- **Problem requirements**
Return each line containing "Update".

--- START OF Exercise inputs ---

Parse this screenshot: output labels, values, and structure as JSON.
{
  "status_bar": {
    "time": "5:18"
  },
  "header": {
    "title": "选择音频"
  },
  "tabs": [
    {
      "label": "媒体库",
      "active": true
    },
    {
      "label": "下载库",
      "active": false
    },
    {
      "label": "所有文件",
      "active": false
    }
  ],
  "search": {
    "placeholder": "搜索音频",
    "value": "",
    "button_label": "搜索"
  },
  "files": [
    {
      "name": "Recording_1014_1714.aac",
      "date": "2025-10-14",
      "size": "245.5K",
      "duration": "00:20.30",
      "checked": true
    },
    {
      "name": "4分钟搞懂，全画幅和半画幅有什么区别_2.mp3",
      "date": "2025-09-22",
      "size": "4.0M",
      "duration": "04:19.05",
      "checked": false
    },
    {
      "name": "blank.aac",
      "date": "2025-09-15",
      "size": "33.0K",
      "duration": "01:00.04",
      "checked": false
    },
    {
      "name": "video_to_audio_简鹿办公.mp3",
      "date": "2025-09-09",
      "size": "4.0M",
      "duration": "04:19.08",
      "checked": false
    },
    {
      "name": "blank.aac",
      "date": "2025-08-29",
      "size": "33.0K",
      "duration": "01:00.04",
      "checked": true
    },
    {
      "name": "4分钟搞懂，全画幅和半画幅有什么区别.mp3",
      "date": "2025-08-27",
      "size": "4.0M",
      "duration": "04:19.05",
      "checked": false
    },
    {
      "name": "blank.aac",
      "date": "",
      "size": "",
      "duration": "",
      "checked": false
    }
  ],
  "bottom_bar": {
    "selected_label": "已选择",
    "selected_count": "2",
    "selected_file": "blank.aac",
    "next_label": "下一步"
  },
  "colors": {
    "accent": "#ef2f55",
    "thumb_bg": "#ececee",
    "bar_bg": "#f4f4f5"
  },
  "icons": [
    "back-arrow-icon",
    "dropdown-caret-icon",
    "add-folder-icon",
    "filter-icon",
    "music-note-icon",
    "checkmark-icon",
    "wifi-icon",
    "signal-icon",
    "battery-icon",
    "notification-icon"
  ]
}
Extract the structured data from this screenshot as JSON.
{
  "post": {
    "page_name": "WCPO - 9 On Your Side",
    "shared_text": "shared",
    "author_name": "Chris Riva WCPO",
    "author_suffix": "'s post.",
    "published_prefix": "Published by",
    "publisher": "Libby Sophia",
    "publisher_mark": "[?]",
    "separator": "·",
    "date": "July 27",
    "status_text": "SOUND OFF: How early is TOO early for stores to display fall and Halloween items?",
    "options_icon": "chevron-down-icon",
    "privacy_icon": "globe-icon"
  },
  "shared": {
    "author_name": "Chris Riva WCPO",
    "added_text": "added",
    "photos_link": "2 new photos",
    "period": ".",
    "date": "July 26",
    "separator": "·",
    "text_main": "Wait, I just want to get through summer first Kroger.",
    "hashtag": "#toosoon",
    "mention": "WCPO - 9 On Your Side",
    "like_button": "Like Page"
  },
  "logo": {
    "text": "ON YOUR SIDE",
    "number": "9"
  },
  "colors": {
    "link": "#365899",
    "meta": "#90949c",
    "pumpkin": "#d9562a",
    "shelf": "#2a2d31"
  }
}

--- END OF Exercise inputs ---
--- START OF Exercise inputs ---

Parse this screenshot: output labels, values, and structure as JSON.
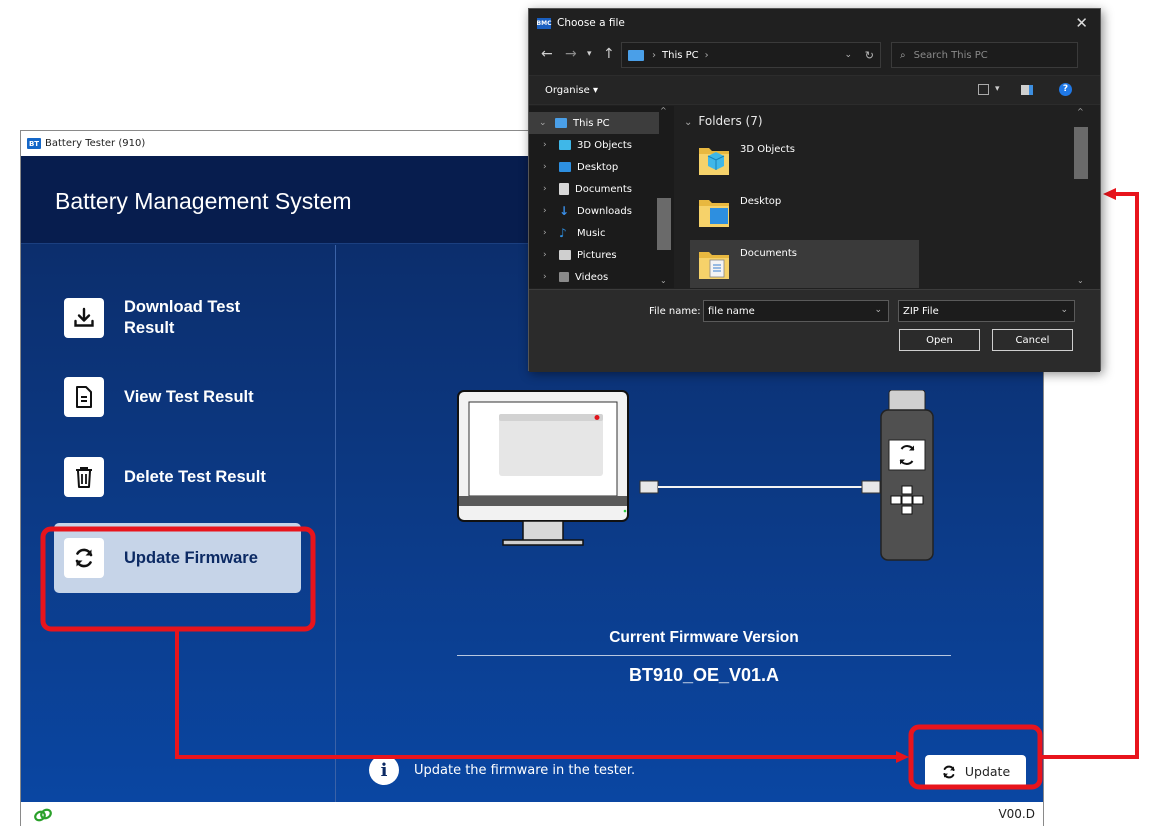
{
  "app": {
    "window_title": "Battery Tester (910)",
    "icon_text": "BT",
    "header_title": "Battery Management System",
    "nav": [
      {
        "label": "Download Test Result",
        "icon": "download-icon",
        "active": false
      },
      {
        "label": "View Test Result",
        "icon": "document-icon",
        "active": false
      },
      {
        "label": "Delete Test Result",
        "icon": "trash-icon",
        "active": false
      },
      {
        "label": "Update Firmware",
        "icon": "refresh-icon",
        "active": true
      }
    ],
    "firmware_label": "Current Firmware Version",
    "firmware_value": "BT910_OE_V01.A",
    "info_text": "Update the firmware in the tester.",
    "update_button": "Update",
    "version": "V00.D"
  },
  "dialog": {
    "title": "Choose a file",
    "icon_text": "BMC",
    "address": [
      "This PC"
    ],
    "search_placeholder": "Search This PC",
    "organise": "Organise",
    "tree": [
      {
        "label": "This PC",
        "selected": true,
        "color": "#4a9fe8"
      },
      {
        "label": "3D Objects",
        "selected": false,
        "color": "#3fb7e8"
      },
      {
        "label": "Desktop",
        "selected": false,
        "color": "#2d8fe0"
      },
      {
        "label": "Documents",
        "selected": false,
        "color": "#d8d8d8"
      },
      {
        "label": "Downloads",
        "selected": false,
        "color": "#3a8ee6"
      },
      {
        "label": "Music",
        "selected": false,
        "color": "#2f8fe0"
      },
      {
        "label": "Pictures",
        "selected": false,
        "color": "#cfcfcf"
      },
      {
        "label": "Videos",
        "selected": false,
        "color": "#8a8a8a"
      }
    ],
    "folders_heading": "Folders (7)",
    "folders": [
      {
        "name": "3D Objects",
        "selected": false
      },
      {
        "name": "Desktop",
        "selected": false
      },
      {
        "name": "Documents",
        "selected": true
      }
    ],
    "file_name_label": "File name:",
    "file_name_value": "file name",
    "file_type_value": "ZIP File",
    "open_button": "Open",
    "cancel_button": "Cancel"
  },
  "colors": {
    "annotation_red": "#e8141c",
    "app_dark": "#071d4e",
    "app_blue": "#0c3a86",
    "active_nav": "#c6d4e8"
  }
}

--- END OF Exercise inputs ---
--- START OF Exercise inputs ---

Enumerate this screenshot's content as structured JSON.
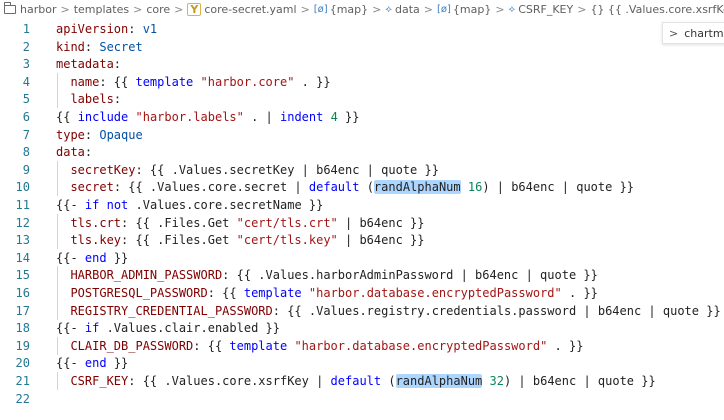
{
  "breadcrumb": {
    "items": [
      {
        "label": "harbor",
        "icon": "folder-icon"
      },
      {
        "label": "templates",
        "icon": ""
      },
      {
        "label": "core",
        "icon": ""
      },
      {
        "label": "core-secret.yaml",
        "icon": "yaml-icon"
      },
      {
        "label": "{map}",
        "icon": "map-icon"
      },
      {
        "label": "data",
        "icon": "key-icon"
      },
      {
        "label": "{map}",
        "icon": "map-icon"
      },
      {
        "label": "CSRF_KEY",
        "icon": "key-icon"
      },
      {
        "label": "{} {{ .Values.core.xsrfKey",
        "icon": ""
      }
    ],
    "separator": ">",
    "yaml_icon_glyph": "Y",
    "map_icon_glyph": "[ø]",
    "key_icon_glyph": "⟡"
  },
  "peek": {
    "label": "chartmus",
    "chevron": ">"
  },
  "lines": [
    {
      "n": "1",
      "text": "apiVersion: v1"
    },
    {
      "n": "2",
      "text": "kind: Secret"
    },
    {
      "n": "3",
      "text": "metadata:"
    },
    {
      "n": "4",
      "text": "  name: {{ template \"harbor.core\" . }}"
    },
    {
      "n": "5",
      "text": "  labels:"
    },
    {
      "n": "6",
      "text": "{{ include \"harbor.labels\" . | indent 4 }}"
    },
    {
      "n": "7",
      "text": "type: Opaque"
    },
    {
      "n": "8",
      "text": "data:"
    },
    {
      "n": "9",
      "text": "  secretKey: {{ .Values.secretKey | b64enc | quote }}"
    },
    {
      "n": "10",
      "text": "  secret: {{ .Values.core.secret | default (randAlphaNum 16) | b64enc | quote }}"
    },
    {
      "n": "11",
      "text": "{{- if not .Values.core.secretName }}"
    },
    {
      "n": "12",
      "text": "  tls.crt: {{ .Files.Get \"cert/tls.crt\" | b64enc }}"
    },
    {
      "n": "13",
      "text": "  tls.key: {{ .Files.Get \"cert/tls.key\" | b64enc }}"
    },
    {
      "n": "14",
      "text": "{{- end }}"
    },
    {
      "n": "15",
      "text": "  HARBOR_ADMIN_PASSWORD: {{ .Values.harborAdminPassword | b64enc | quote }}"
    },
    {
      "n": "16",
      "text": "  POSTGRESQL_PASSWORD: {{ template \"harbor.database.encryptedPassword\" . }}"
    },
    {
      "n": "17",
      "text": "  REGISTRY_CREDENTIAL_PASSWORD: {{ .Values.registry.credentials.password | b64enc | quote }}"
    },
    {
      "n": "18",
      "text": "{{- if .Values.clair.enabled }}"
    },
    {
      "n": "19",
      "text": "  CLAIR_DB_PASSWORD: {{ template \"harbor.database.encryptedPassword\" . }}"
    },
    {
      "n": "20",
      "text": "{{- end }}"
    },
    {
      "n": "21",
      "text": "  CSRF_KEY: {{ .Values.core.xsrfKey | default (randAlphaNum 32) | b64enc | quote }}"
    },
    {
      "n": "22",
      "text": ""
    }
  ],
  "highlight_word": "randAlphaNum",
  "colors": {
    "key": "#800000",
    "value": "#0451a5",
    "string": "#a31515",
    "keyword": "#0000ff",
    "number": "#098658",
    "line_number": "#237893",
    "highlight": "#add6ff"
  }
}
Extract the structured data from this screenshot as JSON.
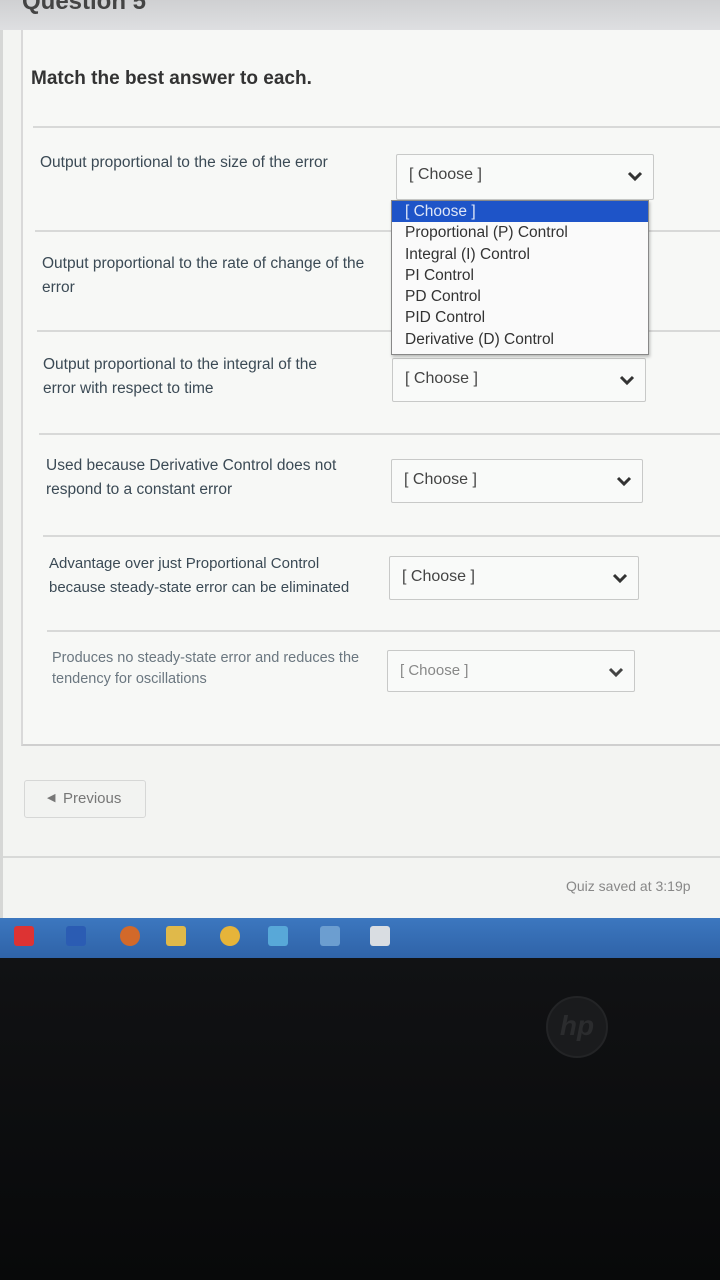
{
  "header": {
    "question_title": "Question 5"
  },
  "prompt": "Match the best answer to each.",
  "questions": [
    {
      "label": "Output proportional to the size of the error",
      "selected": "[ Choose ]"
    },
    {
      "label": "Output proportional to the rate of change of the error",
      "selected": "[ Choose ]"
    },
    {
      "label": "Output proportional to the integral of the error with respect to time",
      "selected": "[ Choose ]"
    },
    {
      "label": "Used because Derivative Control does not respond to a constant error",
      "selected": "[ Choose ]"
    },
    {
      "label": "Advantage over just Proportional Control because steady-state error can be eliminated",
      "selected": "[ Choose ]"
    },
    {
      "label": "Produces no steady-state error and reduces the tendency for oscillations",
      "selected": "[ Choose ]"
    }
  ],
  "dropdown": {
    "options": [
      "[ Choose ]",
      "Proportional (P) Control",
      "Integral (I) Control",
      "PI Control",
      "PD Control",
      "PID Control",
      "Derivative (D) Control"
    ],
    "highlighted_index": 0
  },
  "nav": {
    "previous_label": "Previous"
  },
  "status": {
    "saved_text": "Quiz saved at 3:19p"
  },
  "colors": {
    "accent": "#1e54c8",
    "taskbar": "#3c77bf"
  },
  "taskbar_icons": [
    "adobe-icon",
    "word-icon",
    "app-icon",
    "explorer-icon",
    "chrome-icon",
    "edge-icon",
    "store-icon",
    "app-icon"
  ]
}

--- END OF Exercise inputs ---

- **Correct response**
        "label": "Update Firmware",
    "info_text": "Update the firmware in the tester.",
    "update_button": "Update",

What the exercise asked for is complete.